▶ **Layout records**
========

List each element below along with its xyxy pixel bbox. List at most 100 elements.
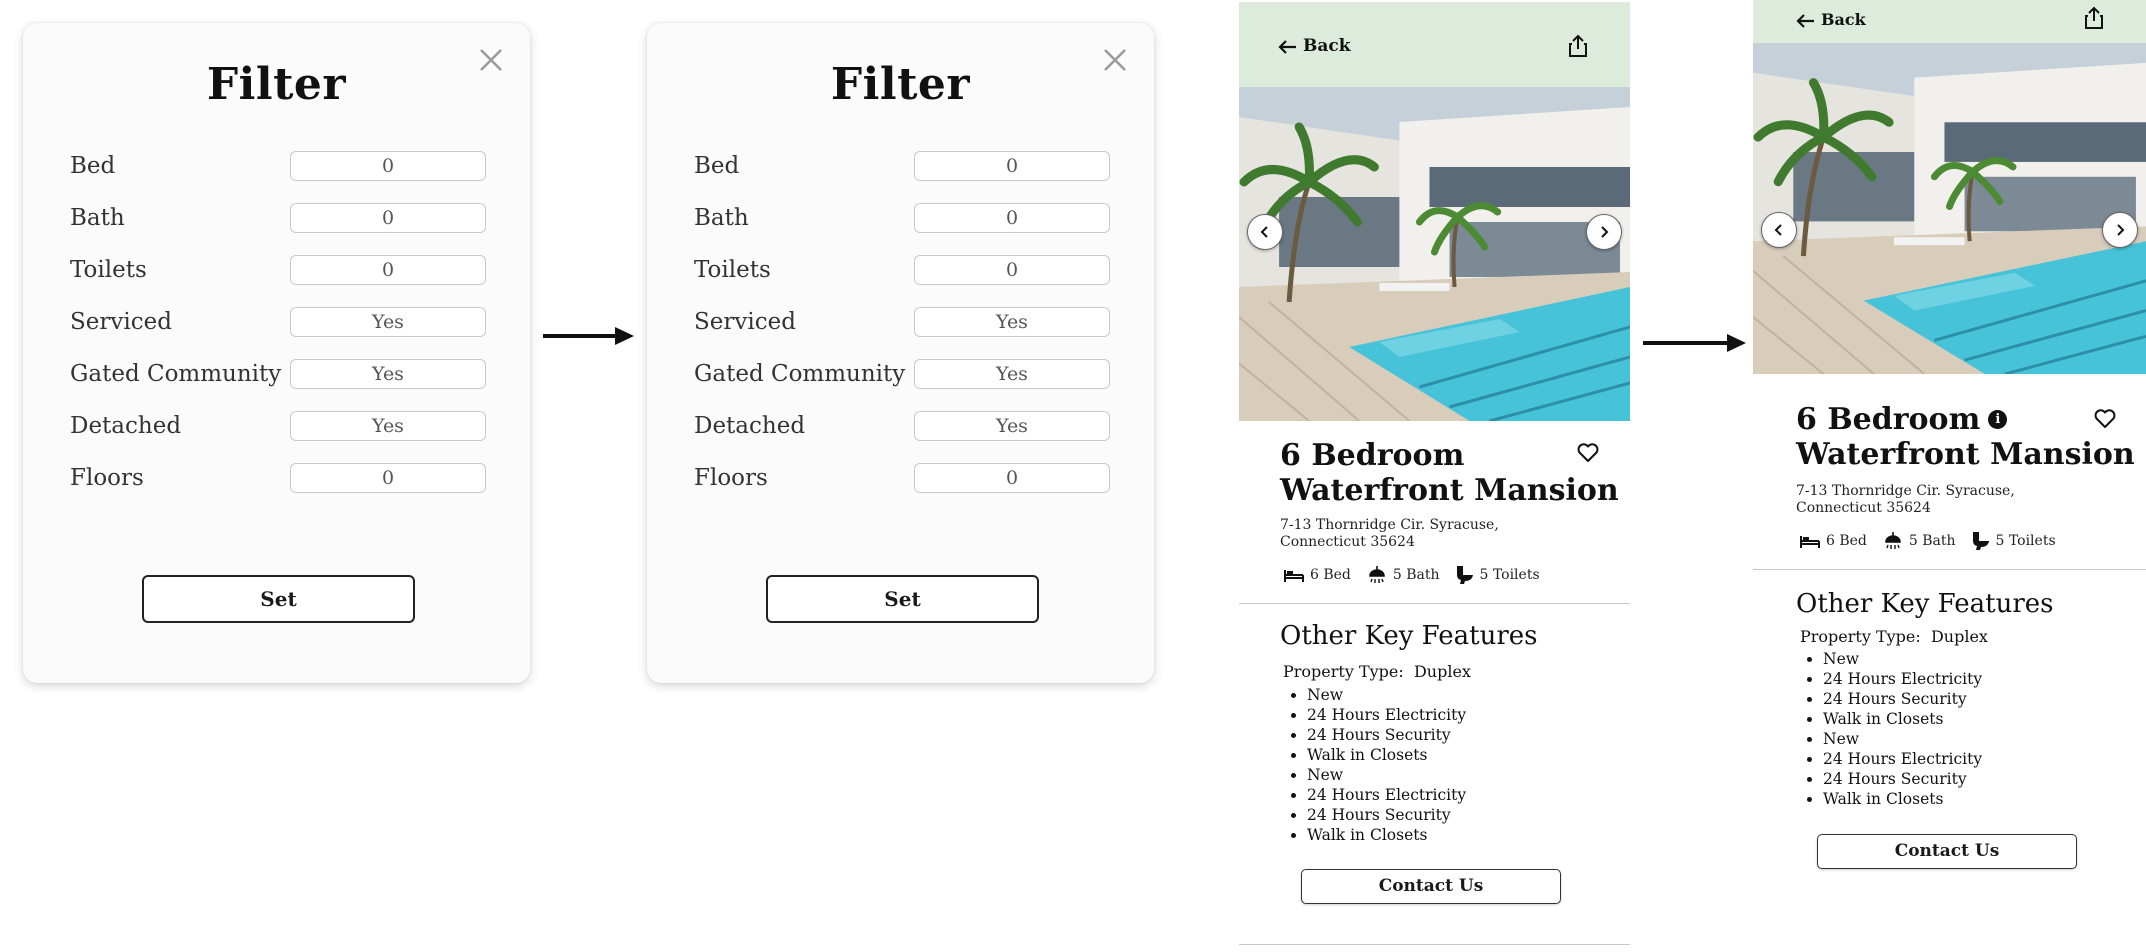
- contact-us-button[interactable]: Contact Us: [1301, 869, 1561, 904]
- property-title-line: Waterfront Mansion: [1796, 437, 2135, 472]
- property-type: Property Type: Duplex: [1800, 627, 1988, 646]
- property-detail-screen: Back: [1753, 0, 2146, 942]
- property-title-line-text: 6 Bedroom: [1796, 402, 1981, 437]
- filter-input-bed[interactable]: 0: [914, 151, 1110, 181]
- filter-select-serviced[interactable]: Yes: [290, 307, 486, 337]
- filter-modal: Filter Bed 0 Bath 0 Toilets 0 Serviced Y…: [23, 23, 530, 683]
- property-type-value: Duplex: [1930, 627, 1988, 646]
- shower-icon: [1885, 532, 1901, 549]
- feature-item: Walk in Closets: [1307, 825, 1466, 845]
- filter-label: Bed: [694, 153, 740, 179]
- feature-item: 24 Hours Security: [1307, 725, 1466, 745]
- set-button[interactable]: Set: [142, 575, 415, 623]
- filter-select-gated-community[interactable]: Yes: [914, 359, 1110, 389]
- filter-title: Filter: [830, 59, 971, 110]
- property-address: 7-13 Thornridge Cir. Syracuse, Connectic…: [1280, 517, 1499, 550]
- toilet-icon: [1456, 566, 1473, 584]
- filter-row-toilets: Toilets 0: [694, 255, 1110, 285]
- property-title-line: 6 Bedroom: [1280, 438, 1465, 473]
- filter-row-detached: Detached Yes: [70, 411, 486, 441]
- filter-row-toilets: Toilets 0: [70, 255, 486, 285]
- filter-input-toilets[interactable]: 0: [914, 255, 1110, 285]
- filter-label: Floors: [694, 465, 768, 491]
- feature-item: Walk in Closets: [1307, 745, 1466, 765]
- filter-input-bed[interactable]: 0: [290, 151, 486, 181]
- amenity-toilets-label: 5 Toilets: [1479, 567, 1540, 583]
- share-icon[interactable]: [2084, 6, 2104, 34]
- divider: [1239, 944, 1630, 945]
- filter-row-serviced: Serviced Yes: [70, 307, 486, 337]
- back-label: Back: [1821, 10, 1866, 29]
- filter-row-bath: Bath 0: [694, 203, 1110, 233]
- back-label: Back: [1303, 36, 1351, 56]
- filter-select-detached[interactable]: Yes: [914, 411, 1110, 441]
- feature-item: 24 Hours Security: [1307, 805, 1466, 825]
- amenity-bath: 5 Bath: [1367, 565, 1440, 585]
- filter-select-detached[interactable]: Yes: [290, 411, 486, 441]
- share-icon[interactable]: [1568, 34, 1588, 62]
- filter-input-bath[interactable]: 0: [914, 203, 1110, 233]
- property-address: 7-13 Thornridge Cir. Syracuse, Connectic…: [1796, 483, 2015, 516]
- amenity-bed: 6 Bed: [1800, 533, 1867, 549]
- filter-row-floors: Floors 0: [70, 463, 486, 493]
- features-list: New 24 Hours Electricity 24 Hours Securi…: [1280, 685, 1466, 845]
- set-button[interactable]: Set: [766, 575, 1039, 623]
- filter-row-gated-community: Gated Community Yes: [70, 359, 486, 389]
- feature-item: Walk in Closets: [1823, 709, 1982, 729]
- filter-input-bath[interactable]: 0: [290, 203, 486, 233]
- feature-item: 24 Hours Electricity: [1307, 785, 1466, 805]
- feature-item: New: [1307, 685, 1466, 705]
- filter-label: Bath: [694, 205, 749, 231]
- previous-photo-button[interactable]: [1247, 214, 1283, 250]
- filter-label: Toilets: [70, 257, 147, 283]
- filter-select-serviced[interactable]: Yes: [914, 307, 1110, 337]
- shower-icon: [1369, 566, 1385, 583]
- arrow-right-icon: [1643, 334, 1746, 352]
- heart-icon[interactable]: [1577, 443, 1599, 467]
- amenity-toilets: 5 Toilets: [1972, 531, 2056, 551]
- filter-modal: Filter Bed 0 Bath 0 Toilets 0 Serviced Y…: [647, 23, 1154, 683]
- filter-input-toilets[interactable]: 0: [290, 255, 486, 285]
- contact-us-button[interactable]: Contact Us: [1817, 834, 2077, 869]
- filter-row-floors: Floors 0: [694, 463, 1110, 493]
- filter-row-serviced: Serviced Yes: [694, 307, 1110, 337]
- filter-label: Gated Community: [70, 361, 282, 387]
- filter-label: Gated Community: [694, 361, 906, 387]
- feature-item: 24 Hours Security: [1823, 769, 1982, 789]
- amenity-toilets-label: 5 Toilets: [1995, 533, 2056, 549]
- filter-input-floors[interactable]: 0: [290, 463, 486, 493]
- feature-item: 24 Hours Security: [1823, 689, 1982, 709]
- amenity-bath-label: 5 Bath: [1908, 533, 1956, 549]
- previous-photo-button[interactable]: [1761, 212, 1797, 248]
- filter-input-floors[interactable]: 0: [914, 463, 1110, 493]
- back-button[interactable]: Back: [1277, 36, 1351, 56]
- bed-icon: [1800, 536, 1820, 548]
- property-type-label: Property Type:: [1800, 627, 1921, 646]
- heart-icon[interactable]: [2094, 409, 2116, 433]
- feature-item: 24 Hours Electricity: [1823, 669, 1982, 689]
- amenities-row: 6 Bed 5 Bath 5 Toilets: [1284, 565, 1556, 585]
- amenity-bed: 6 Bed: [1284, 567, 1351, 583]
- feature-item: 24 Hours Electricity: [1307, 705, 1466, 725]
- info-icon[interactable]: i: [1988, 410, 2008, 429]
- arrow-right-icon: [543, 327, 634, 345]
- top-bar: Back: [1753, 0, 2146, 43]
- chevron-right-icon: [1601, 226, 1609, 238]
- chevron-left-icon: [1774, 224, 1782, 236]
- amenity-bed-label: 6 Bed: [1826, 533, 1867, 549]
- next-photo-button[interactable]: [2102, 212, 2138, 248]
- property-title-line: Waterfront Mansion: [1280, 473, 1619, 508]
- property-type-value: Duplex: [1413, 662, 1471, 681]
- filter-label: Bed: [70, 153, 116, 179]
- filter-row-bed: Bed 0: [70, 151, 486, 181]
- filter-label: Bath: [70, 205, 125, 231]
- filter-row-gated-community: Gated Community Yes: [694, 359, 1110, 389]
- back-button[interactable]: Back: [1795, 10, 1866, 29]
- divider: [1753, 569, 2146, 570]
- filter-label: Serviced: [70, 309, 172, 335]
- toilet-icon: [1972, 532, 1989, 550]
- amenity-toilets: 5 Toilets: [1456, 565, 1540, 585]
- top-bar: Back: [1239, 2, 1630, 87]
- filter-select-gated-community[interactable]: Yes: [290, 359, 486, 389]
- next-photo-button[interactable]: [1586, 214, 1622, 250]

========

▶ **CHALLENGE**
Please output the stretch of the data above that opens with the line containing "869, 1561, 904]" and closes with the line containing "- property-type-value: Duplex: [1930, 627, 1988, 646]". Reproduce every line unchanged, both of those lines included.

▶ **FINAL ANSWER**
- contact-us-button[interactable]: Contact Us: [1301, 869, 1561, 904]
- property-title-line: Waterfront Mansion: [1796, 437, 2135, 472]
- property-type: Property Type: Duplex: [1800, 627, 1988, 646]
- property-detail-screen: Back: [1753, 0, 2146, 942]
- property-title-line-text: 6 Bedroom: [1796, 402, 1981, 437]
- filter-input-bed[interactable]: 0: [914, 151, 1110, 181]
- filter-select-serviced[interactable]: Yes: [290, 307, 486, 337]
- filter-modal: Filter Bed 0 Bath 0 Toilets 0 Serviced Y…: [23, 23, 530, 683]
- property-type-value: Duplex: [1930, 627, 1988, 646]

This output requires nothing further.